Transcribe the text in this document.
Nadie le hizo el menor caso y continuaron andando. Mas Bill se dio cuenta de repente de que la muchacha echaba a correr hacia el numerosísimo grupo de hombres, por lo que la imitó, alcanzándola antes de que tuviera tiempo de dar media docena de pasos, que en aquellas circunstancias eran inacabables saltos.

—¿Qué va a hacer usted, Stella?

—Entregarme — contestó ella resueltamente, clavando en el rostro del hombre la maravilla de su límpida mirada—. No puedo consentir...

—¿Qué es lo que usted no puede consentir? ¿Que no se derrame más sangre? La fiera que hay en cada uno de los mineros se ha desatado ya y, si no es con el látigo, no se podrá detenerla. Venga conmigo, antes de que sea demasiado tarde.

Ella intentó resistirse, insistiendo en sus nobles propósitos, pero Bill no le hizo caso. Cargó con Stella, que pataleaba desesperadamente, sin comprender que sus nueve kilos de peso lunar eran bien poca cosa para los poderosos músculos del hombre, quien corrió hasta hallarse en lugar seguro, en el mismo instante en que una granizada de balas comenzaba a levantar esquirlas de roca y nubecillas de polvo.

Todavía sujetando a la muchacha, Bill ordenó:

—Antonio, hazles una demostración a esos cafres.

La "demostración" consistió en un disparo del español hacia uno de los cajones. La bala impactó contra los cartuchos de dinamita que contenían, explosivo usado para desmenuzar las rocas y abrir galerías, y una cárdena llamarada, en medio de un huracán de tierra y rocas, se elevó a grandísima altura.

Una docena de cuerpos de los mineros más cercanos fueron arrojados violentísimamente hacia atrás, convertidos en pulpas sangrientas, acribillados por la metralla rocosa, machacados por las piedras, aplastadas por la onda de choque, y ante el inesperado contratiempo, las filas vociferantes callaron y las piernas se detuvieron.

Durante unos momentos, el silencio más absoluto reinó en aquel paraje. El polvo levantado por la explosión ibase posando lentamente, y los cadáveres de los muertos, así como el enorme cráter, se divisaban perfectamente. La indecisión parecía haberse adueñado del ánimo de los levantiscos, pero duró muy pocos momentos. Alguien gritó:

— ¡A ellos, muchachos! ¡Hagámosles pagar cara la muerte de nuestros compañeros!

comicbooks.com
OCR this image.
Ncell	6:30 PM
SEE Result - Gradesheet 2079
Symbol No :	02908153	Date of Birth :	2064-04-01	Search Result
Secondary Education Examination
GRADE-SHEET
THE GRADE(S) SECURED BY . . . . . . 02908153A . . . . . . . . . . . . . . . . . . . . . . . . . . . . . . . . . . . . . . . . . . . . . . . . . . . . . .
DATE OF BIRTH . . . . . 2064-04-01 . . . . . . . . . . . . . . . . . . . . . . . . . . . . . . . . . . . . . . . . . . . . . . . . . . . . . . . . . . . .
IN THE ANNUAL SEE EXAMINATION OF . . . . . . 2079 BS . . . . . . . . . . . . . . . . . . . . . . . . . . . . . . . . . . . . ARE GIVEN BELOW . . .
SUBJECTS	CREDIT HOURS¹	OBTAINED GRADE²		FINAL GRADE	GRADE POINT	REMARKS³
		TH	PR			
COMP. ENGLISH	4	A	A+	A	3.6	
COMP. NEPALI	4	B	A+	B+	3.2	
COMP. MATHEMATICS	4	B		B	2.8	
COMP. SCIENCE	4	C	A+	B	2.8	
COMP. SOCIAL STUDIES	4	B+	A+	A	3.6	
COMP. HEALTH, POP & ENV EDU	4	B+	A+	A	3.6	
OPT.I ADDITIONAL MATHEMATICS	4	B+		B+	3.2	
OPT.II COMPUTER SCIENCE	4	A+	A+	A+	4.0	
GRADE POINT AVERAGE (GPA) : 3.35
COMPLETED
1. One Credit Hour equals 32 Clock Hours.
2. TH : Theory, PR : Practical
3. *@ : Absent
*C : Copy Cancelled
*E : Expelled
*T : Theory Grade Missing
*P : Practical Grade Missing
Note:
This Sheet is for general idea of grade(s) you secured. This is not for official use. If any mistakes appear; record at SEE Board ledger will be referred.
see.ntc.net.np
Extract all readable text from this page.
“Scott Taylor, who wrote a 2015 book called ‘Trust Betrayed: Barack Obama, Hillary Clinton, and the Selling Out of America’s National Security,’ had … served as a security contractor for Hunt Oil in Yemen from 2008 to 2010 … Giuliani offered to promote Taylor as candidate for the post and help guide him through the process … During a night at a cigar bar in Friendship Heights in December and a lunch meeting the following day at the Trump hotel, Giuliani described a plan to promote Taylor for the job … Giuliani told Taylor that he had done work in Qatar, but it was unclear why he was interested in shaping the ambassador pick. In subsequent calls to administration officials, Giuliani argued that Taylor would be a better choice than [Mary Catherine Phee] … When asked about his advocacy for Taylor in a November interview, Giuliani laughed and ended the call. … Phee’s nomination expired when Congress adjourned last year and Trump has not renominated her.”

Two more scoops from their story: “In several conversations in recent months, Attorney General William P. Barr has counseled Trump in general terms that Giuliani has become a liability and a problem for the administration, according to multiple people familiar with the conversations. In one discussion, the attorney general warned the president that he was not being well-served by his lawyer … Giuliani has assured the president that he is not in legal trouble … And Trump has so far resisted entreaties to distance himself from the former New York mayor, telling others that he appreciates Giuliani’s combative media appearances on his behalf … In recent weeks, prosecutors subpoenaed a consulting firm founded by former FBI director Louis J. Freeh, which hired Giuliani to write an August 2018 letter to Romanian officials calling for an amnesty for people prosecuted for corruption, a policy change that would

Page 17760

====================

[What is asked] Reproduce the data, keeping every line exactly the same.

[Solution for this task]
Transcribe the text in this document.
Nadie le hizo el menor caso y continuaron andando. Mas Bill se dio cuenta de repente de que la muchacha echaba a correr hacia el numerosísimo grupo de hombres, por lo que la imitó, alcanzándola antes de que tuviera tiempo de dar media docena de pasos, que en aquellas circunstancias eran inacabables saltos.

—¿Qué va a hacer usted, Stella?

—Entregarme — contestó ella resueltamente, clavando en el rostro del hombre la maravilla de su límpida mirada—. No puedo consentir...

—¿Qué es lo que usted no puede consentir? ¿Que no se derrame más sangre? La fiera que hay en cada uno de los mineros se ha desatado ya y, si no es con el látigo, no se podrá detenerla. Venga conmigo, antes de que sea demasiado tarde.

Ella intentó resistirse, insistiendo en sus nobles propósitos, pero Bill no le hizo caso. Cargó con Stella, que pataleaba desesperadamente, sin comprender que sus nueve kilos de peso lunar eran bien poca cosa para los poderosos músculos del hombre, quien corrió hasta hallarse en lugar seguro, en el mismo instante en que una granizada de balas comenzaba a levantar esquirlas de roca y nubecillas de polvo.

Todavía sujetando a la muchacha, Bill ordenó:

—Antonio, hazles una demostración a esos cafres.

La "demostración" consistió en un disparo del español hacia uno de los cajones. La bala impactó contra los cartuchos de dinamita que contenían, explosivo usado para desmenuzar las rocas y abrir galerías, y una cárdena llamarada, en medio de un huracán de tierra y rocas, se elevó a grandísima altura.

Una docena de cuerpos de los mineros más cercanos fueron arrojados violentísimamente hacia atrás, convertidos en pulpas sangrientas, acribillados por la metralla rocosa, machacados por las piedras, aplastadas por la onda de choque, y ante el inesperado contratiempo, las filas vociferantes callaron y las piernas se detuvieron.

Durante unos momentos, el silencio más absoluto reinó en aquel paraje. El polvo levantado por la explosión ibase posando lentamente, y los cadáveres de los muertos, así como el enorme cráter, se divisaban perfectamente. La indecisión parecía haberse adueñado del ánimo de los levantiscos, pero duró muy pocos momentos. Alguien gritó:

— ¡A ellos, muchachos! ¡Hagámosles pagar cara la muerte de nuestros compañeros!

comicbooks.com
OCR this image.
Ncell	6:30 PM
SEE Result - Gradesheet 2079
Symbol No :	02908153	Date of Birth :	2064-04-01	Search Result
Secondary Education Examination
GRADE-SHEET
THE GRADE(S) SECURED BY . . . . . . 02908153A . . . . . . . . . . . . . . . . . . . . . . . . . . . . . . . . . . . . . . . . . . . . . . . . . . . . . .
DATE OF BIRTH . . . . . 2064-04-01 . . . . . . . . . . . . . . . . . . . . . . . . . . . . . . . . . . . . . . . . . . . . . . . . . . . . . . . . . . . .
IN THE ANNUAL SEE EXAMINATION OF . . . . . . 2079 BS . . . . . . . . . . . . . . . . . . . . . . . . . . . . . . . . . . . . ARE GIVEN BELOW . . .
SUBJECTS	CREDIT HOURS¹	OBTAINED GRADE²		FINAL GRADE	GRADE POINT	REMARKS³
		TH	PR			
COMP. ENGLISH	4	A	A+	A	3.6	
COMP. NEPALI	4	B	A+	B+	3.2	
COMP. MATHEMATICS	4	B		B	2.8	
COMP. SCIENCE	4	C	A+	B	2.8	
COMP. SOCIAL STUDIES	4	B+	A+	A	3.6	
COMP. HEALTH, POP & ENV EDU	4	B+	A+	A	3.6	
OPT.I ADDITIONAL MATHEMATICS	4	B+		B+	3.2	
OPT.II COMPUTER SCIENCE	4	A+	A+	A+	4.0	
GRADE POINT AVERAGE (GPA) : 3.35
COMPLETED
1. One Credit Hour equals 32 Clock Hours.
2. TH : Theory, PR : Practical
3. *@ : Absent
*C : Copy Cancelled
*E : Expelled
*T : Theory Grade Missing
*P : Practical Grade Missing
Note:
This Sheet is for general idea of grade(s) you secured. This is not for official use. If any mistakes appear; record at SEE Board ledger will be referred.
see.ntc.net.np
Extract all readable text from this page.
“Scott Taylor, who wrote a 2015 book called ‘Trust Betrayed: Barack Obama, Hillary Clinton, and the Selling Out of America’s National Security,’ had … served as a security contractor for Hunt Oil in Yemen from 2008 to 2010 … Giuliani offered to promote Taylor as candidate for the post and help guide him through the process … During a night at a cigar bar in Friendship Heights in December and a lunch meeting the following day at the Trump hotel, Giuliani described a plan to promote Taylor for the job … Giuliani told Taylor that he had done work in Qatar, but it was unclear why he was interested in shaping the ambassador pick. In subsequent calls to administration officials, Giuliani argued that Taylor would be a better choice than [Mary Catherine Phee] … When asked about his advocacy for Taylor in a November interview, Giuliani laughed and ended the call. … Phee’s nomination expired when Congress adjourned last year and Trump has not renominated her.”

Two more scoops from their story: “In several conversations in recent months, Attorney General William P. Barr has counseled Trump in general terms that Giuliani has become a liability and a problem for the administration, according to multiple people familiar with the conversations. In one discussion, the attorney general warned the president that he was not being well-served by his lawyer … Giuliani has assured the president that he is not in legal trouble … And Trump has so far resisted entreaties to distance himself from the former New York mayor, telling others that he appreciates Giuliani’s combative media appearances on his behalf … In recent weeks, prosecutors subpoenaed a consulting firm founded by former FBI director Louis J. Freeh, which hired Giuliani to write an August 2018 letter to Romanian officials calling for an amnesty for people prosecuted for corruption, a policy change that would

Page 17760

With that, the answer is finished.